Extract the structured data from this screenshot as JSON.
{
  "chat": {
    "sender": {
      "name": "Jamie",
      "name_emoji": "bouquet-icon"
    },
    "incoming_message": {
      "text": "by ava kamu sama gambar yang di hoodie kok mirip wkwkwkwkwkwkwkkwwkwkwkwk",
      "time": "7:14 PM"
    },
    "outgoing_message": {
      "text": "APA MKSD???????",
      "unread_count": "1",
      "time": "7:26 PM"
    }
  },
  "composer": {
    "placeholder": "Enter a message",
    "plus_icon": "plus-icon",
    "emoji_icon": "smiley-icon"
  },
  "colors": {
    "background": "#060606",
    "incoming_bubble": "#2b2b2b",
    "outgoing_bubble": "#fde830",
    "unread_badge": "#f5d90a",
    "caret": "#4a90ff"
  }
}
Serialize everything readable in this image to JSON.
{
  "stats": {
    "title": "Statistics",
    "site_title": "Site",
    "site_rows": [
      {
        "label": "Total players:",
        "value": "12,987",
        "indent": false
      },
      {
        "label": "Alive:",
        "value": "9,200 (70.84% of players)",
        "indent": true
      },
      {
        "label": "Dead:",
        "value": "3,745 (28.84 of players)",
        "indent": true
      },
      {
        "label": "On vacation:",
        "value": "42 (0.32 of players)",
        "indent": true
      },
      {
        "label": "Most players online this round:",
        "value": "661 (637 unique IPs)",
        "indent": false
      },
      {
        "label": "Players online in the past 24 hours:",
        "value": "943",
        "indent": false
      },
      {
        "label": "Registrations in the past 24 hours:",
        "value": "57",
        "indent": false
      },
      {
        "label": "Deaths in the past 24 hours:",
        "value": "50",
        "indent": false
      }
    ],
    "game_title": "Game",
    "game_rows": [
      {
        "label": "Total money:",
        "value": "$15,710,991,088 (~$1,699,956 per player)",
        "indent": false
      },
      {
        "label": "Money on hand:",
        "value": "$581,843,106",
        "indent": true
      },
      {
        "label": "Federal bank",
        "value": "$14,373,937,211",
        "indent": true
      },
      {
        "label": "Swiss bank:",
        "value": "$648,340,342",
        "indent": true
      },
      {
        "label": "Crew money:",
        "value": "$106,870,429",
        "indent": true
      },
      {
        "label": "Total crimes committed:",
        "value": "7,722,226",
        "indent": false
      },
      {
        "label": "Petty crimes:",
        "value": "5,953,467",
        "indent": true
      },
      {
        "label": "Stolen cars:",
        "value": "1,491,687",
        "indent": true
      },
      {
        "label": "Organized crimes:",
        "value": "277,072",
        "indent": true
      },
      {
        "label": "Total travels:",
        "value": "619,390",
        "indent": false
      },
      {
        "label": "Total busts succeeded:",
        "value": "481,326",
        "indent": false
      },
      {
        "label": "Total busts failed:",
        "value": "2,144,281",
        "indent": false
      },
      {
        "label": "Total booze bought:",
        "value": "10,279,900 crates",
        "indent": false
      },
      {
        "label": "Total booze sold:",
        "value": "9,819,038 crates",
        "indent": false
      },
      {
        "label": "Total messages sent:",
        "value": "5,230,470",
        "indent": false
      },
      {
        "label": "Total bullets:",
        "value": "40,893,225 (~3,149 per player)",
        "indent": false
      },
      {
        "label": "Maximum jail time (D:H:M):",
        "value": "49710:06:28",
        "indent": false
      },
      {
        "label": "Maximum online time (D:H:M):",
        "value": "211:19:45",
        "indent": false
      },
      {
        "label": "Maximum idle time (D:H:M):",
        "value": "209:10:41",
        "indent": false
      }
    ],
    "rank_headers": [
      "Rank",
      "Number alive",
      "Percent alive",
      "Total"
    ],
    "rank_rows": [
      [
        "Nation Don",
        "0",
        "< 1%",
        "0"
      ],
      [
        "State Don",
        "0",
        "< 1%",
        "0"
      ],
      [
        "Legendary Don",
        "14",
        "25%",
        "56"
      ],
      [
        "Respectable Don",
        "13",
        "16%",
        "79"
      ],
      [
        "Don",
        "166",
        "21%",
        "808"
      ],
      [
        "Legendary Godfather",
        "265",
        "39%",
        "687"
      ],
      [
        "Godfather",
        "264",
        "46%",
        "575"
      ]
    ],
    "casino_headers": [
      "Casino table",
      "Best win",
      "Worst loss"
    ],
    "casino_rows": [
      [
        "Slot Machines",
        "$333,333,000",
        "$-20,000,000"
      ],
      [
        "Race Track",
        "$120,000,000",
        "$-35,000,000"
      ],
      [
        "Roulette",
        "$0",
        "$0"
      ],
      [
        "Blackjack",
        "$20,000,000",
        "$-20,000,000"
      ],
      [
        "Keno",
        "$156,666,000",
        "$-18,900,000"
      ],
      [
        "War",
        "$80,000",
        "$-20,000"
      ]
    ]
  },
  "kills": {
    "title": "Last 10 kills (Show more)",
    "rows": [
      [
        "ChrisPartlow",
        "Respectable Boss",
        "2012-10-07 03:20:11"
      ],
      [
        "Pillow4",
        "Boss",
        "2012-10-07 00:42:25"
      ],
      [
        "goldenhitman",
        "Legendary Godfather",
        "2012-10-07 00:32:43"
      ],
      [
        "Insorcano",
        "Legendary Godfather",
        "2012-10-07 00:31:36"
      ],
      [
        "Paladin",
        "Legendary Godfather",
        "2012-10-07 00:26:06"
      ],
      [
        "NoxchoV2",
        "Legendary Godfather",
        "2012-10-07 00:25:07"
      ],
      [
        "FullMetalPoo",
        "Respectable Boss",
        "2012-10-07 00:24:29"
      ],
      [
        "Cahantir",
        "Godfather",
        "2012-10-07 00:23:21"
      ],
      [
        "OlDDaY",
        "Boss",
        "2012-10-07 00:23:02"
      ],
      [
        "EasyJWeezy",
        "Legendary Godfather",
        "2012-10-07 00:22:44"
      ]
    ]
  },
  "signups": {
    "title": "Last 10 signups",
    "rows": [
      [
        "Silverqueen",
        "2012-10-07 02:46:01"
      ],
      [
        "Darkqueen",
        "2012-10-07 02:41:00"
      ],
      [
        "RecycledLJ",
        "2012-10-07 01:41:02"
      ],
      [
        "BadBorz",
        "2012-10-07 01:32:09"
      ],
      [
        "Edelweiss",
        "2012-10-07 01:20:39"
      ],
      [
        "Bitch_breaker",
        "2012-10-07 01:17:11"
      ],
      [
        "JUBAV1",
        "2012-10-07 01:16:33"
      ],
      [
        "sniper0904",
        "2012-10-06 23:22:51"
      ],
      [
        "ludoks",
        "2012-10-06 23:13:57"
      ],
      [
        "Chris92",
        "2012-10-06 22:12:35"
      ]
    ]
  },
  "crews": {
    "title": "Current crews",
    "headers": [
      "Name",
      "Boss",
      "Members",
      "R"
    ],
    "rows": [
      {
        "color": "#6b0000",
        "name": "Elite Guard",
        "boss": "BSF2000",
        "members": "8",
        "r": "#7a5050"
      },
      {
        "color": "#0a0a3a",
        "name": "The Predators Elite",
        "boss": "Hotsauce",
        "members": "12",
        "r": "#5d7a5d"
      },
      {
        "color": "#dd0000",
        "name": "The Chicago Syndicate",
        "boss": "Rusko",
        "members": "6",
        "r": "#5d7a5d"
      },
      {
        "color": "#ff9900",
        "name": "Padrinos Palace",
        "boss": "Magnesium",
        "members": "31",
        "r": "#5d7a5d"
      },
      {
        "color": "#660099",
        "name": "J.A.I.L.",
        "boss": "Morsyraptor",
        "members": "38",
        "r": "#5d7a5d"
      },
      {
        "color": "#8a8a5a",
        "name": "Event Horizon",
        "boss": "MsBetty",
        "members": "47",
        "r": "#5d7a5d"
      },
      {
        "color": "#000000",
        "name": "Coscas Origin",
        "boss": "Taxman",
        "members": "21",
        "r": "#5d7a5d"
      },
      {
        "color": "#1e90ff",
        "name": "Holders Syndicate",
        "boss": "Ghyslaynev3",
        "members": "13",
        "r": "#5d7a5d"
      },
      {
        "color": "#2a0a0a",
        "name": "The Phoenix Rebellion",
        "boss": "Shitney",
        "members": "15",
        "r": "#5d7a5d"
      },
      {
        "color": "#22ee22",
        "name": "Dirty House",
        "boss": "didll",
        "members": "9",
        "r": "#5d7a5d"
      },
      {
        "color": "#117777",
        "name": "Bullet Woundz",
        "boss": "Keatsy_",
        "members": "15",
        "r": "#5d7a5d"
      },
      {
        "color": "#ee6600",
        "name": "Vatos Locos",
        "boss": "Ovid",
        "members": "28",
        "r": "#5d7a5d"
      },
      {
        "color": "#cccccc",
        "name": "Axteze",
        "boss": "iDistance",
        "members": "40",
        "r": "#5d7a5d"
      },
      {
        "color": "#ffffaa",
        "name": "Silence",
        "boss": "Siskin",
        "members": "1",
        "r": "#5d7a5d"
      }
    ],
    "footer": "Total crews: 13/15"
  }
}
────────────────
▸ **Written request**
Copy each line of the records containing the string "time".

▸ **Exercise answer**
      "time": "7:14 PM"
      "time": "7:26 PM"
        "label": "Maximum jail time (D:H:M):",
        "label": "Maximum online time (D:H:M):",
        "label": "Maximum idle time (D:H:M):",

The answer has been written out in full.